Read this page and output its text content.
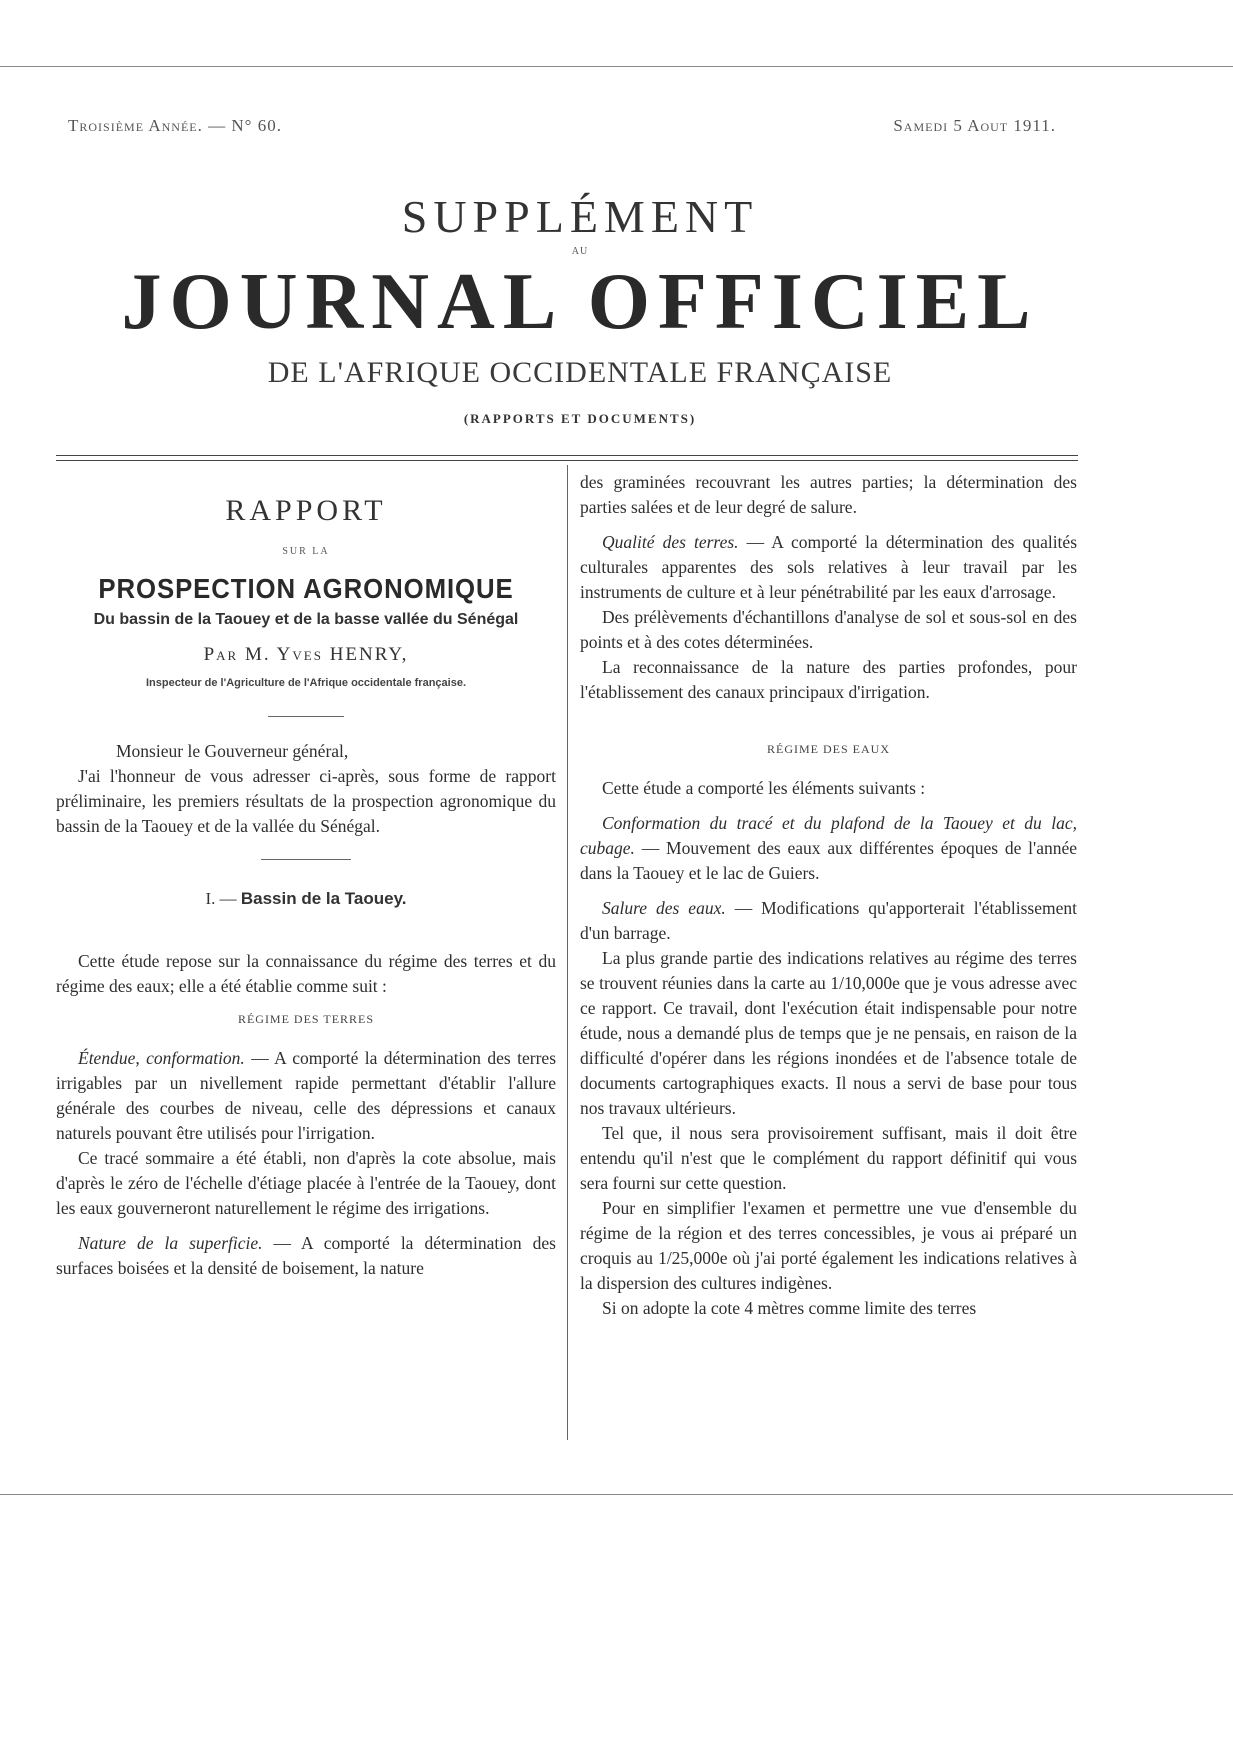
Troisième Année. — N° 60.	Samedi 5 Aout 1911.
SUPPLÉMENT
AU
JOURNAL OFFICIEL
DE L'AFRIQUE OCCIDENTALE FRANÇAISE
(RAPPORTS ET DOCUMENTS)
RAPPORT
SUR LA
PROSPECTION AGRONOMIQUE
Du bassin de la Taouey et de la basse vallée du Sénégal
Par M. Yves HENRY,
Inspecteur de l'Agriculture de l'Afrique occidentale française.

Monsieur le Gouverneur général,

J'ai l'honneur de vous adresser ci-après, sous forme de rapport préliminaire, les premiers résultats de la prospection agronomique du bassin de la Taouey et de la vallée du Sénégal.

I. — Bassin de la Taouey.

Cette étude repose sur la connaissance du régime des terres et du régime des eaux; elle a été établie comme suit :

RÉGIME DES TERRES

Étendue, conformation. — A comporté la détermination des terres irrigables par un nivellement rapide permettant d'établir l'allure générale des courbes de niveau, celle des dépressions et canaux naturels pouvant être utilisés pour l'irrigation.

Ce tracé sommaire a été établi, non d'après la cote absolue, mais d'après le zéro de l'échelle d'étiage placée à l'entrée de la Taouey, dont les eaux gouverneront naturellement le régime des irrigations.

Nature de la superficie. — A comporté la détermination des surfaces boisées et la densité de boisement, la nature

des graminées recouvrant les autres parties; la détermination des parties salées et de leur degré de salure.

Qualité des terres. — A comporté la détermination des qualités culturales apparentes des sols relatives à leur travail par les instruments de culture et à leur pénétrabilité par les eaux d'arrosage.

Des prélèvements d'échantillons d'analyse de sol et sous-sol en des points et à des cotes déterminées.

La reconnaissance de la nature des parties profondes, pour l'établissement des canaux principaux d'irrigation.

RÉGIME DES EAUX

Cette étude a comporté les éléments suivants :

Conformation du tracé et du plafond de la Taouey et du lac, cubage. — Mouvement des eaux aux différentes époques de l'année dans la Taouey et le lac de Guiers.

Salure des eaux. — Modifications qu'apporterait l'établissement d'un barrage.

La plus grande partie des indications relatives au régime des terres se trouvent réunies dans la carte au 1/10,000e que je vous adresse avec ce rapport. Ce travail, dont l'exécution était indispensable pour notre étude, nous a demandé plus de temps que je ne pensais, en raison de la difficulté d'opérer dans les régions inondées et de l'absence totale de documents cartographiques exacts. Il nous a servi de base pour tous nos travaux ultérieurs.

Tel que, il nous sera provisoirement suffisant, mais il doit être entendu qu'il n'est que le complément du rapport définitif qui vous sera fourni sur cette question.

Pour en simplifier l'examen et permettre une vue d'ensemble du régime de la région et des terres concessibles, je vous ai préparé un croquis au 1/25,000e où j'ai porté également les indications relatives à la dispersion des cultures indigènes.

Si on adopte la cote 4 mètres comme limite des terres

+ + + + +

◆ **WORK INSTRUCTIONS**
Return only the number of lines in the data above that include the word "travail".

◆ **CORRECT ANSWER**
2